### What you will do
Write out the material again, substituting "tool-icon" for every occurrence of "wrench-icon" and keeping everything else the same.

Excerpts from a layout annotation set
####

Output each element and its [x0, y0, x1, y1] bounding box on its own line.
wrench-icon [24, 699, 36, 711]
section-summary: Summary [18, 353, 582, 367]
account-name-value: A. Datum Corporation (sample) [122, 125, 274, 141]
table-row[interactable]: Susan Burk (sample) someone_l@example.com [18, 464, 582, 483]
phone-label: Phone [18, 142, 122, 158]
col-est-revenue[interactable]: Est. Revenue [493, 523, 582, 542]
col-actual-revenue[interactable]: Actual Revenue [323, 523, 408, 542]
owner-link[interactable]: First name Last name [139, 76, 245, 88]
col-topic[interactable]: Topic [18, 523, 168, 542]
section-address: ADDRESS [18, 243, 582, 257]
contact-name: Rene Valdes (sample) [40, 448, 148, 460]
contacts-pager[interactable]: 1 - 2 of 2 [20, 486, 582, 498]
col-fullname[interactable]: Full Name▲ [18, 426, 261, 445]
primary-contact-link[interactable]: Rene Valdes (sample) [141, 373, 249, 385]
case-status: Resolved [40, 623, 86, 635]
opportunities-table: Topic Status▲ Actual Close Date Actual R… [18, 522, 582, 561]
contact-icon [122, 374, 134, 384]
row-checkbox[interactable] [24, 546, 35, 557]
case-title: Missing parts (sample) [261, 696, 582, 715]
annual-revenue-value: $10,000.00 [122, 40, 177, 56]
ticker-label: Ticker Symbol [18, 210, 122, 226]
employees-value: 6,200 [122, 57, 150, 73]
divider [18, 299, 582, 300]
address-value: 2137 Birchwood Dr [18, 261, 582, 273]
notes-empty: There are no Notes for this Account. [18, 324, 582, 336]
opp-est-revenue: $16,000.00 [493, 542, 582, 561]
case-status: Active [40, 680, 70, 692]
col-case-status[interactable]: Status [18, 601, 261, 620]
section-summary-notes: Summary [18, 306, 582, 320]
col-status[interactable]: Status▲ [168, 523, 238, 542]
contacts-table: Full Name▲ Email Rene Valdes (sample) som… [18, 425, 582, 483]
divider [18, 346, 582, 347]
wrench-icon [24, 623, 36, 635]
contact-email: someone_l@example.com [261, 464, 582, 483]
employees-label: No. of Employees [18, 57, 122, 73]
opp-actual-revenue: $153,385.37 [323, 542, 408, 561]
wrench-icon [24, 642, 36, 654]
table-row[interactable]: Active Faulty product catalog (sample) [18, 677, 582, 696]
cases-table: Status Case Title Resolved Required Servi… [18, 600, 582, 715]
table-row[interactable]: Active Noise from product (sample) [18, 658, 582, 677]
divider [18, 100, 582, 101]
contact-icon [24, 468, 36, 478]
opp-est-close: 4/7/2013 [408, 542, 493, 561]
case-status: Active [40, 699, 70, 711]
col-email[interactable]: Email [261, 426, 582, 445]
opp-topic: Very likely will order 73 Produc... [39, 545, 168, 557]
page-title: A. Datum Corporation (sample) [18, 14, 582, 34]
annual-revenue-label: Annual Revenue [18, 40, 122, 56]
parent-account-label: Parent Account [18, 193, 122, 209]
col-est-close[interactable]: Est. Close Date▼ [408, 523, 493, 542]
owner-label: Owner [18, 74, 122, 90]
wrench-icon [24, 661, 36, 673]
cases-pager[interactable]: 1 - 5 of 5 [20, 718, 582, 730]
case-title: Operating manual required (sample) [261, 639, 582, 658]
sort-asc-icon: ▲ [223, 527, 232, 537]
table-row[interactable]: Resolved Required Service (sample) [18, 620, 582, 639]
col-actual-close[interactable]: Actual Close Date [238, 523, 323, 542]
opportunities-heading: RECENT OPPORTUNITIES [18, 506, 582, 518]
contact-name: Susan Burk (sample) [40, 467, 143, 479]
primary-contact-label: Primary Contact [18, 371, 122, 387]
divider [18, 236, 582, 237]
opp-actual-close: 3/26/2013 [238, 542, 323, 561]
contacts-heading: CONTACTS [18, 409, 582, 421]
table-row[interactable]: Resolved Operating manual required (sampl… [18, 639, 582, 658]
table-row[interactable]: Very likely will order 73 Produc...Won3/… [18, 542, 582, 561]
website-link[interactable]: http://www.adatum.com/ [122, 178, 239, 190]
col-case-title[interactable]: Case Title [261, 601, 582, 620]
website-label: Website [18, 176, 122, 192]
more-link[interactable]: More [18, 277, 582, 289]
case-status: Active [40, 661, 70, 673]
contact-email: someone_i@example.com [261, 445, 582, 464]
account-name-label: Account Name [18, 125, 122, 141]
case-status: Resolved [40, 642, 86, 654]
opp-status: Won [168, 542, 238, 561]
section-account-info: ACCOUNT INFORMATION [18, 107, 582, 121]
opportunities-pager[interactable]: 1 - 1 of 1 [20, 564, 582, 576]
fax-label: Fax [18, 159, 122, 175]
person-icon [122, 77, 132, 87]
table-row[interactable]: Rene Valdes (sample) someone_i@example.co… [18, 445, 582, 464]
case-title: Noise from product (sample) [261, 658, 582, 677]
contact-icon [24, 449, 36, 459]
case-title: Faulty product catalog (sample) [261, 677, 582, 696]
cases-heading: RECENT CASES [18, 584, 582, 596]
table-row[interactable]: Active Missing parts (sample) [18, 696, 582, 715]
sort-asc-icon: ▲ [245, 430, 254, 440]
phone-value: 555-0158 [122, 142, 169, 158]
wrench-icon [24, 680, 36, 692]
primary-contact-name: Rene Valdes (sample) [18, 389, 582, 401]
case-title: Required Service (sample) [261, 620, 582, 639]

####

### Solution to this problem
Output each element and its [x0, y0, x1, y1] bounding box on its own line.
tool-icon [24, 699, 36, 711]
section-summary: Summary [18, 353, 582, 367]
account-name-value: A. Datum Corporation (sample) [122, 125, 274, 141]
table-row[interactable]: Susan Burk (sample) someone_l@example.com [18, 464, 582, 483]
phone-label: Phone [18, 142, 122, 158]
col-est-revenue[interactable]: Est. Revenue [493, 523, 582, 542]
col-actual-revenue[interactable]: Actual Revenue [323, 523, 408, 542]
owner-link[interactable]: First name Last name [139, 76, 245, 88]
col-topic[interactable]: Topic [18, 523, 168, 542]
section-address: ADDRESS [18, 243, 582, 257]
contact-name: Rene Valdes (sample) [40, 448, 148, 460]
contacts-pager[interactable]: 1 - 2 of 2 [20, 486, 582, 498]
col-fullname[interactable]: Full Name▲ [18, 426, 261, 445]
primary-contact-link[interactable]: Rene Valdes (sample) [141, 373, 249, 385]
case-status: Resolved [40, 623, 86, 635]
opportunities-table: Topic Status▲ Actual Close Date Actual R… [18, 522, 582, 561]
contact-icon [122, 374, 134, 384]
row-checkbox[interactable] [24, 546, 35, 557]
case-title: Missing parts (sample) [261, 696, 582, 715]
annual-revenue-value: $10,000.00 [122, 40, 177, 56]
ticker-label: Ticker Symbol [18, 210, 122, 226]
employees-value: 6,200 [122, 57, 150, 73]
divider [18, 299, 582, 300]
address-value: 2137 Birchwood Dr [18, 261, 582, 273]
notes-empty: There are no Notes for this Account. [18, 324, 582, 336]
opp-est-revenue: $16,000.00 [493, 542, 582, 561]
case-status: Active [40, 680, 70, 692]
col-case-status[interactable]: Status [18, 601, 261, 620]
section-summary-notes: Summary [18, 306, 582, 320]
col-status[interactable]: Status▲ [168, 523, 238, 542]
contacts-table: Full Name▲ Email Rene Valdes (sample) som… [18, 425, 582, 483]
divider [18, 346, 582, 347]
tool-icon [24, 623, 36, 635]
contact-email: someone_l@example.com [261, 464, 582, 483]
employees-label: No. of Employees [18, 57, 122, 73]
opp-actual-revenue: $153,385.37 [323, 542, 408, 561]
tool-icon [24, 642, 36, 654]
table-row[interactable]: Active Faulty product catalog (sample) [18, 677, 582, 696]
cases-table: Status Case Title Resolved Required Servi… [18, 600, 582, 715]
table-row[interactable]: Active Noise from product (sample) [18, 658, 582, 677]
divider [18, 100, 582, 101]
contact-icon [24, 468, 36, 478]
opp-est-close: 4/7/2013 [408, 542, 493, 561]
case-status: Active [40, 699, 70, 711]
col-email[interactable]: Email [261, 426, 582, 445]
opp-topic: Very likely will order 73 Produc... [39, 545, 168, 557]
page-title: A. Datum Corporation (sample) [18, 14, 582, 34]
annual-revenue-label: Annual Revenue [18, 40, 122, 56]
parent-account-label: Parent Account [18, 193, 122, 209]
col-est-close[interactable]: Est. Close Date▼ [408, 523, 493, 542]
owner-label: Owner [18, 74, 122, 90]
tool-icon [24, 661, 36, 673]
cases-pager[interactable]: 1 - 5 of 5 [20, 718, 582, 730]
case-title: Operating manual required (sample) [261, 639, 582, 658]
sort-asc-icon: ▲ [223, 527, 232, 537]
table-row[interactable]: Resolved Required Service (sample) [18, 620, 582, 639]
col-actual-close[interactable]: Actual Close Date [238, 523, 323, 542]
opportunities-heading: RECENT OPPORTUNITIES [18, 506, 582, 518]
contact-name: Susan Burk (sample) [40, 467, 143, 479]
primary-contact-label: Primary Contact [18, 371, 122, 387]
divider [18, 236, 582, 237]
opp-actual-close: 3/26/2013 [238, 542, 323, 561]
contacts-heading: CONTACTS [18, 409, 582, 421]
table-row[interactable]: Resolved Operating manual required (sampl… [18, 639, 582, 658]
table-row[interactable]: Very likely will order 73 Produc...Won3/… [18, 542, 582, 561]
website-link[interactable]: http://www.adatum.com/ [122, 178, 239, 190]
col-case-title[interactable]: Case Title [261, 601, 582, 620]
website-label: Website [18, 176, 122, 192]
more-link[interactable]: More [18, 277, 582, 289]
case-status: Active [40, 661, 70, 673]
contact-email: someone_i@example.com [261, 445, 582, 464]
account-name-label: Account Name [18, 125, 122, 141]
case-status: Resolved [40, 642, 86, 654]
opp-status: Won [168, 542, 238, 561]
section-account-info: ACCOUNT INFORMATION [18, 107, 582, 121]
opportunities-pager[interactable]: 1 - 1 of 1 [20, 564, 582, 576]
fax-label: Fax [18, 159, 122, 175]
person-icon [122, 77, 132, 87]
table-row[interactable]: Rene Valdes (sample) someone_i@example.co… [18, 445, 582, 464]
case-title: Noise from product (sample) [261, 658, 582, 677]
contact-icon [24, 449, 36, 459]
case-title: Faulty product catalog (sample) [261, 677, 582, 696]
cases-heading: RECENT CASES [18, 584, 582, 596]
table-row[interactable]: Active Missing parts (sample) [18, 696, 582, 715]
sort-asc-icon: ▲ [245, 430, 254, 440]
phone-value: 555-0158 [122, 142, 169, 158]
tool-icon [24, 680, 36, 692]
primary-contact-name: Rene Valdes (sample) [18, 389, 582, 401]
case-title: Required Service (sample) [261, 620, 582, 639]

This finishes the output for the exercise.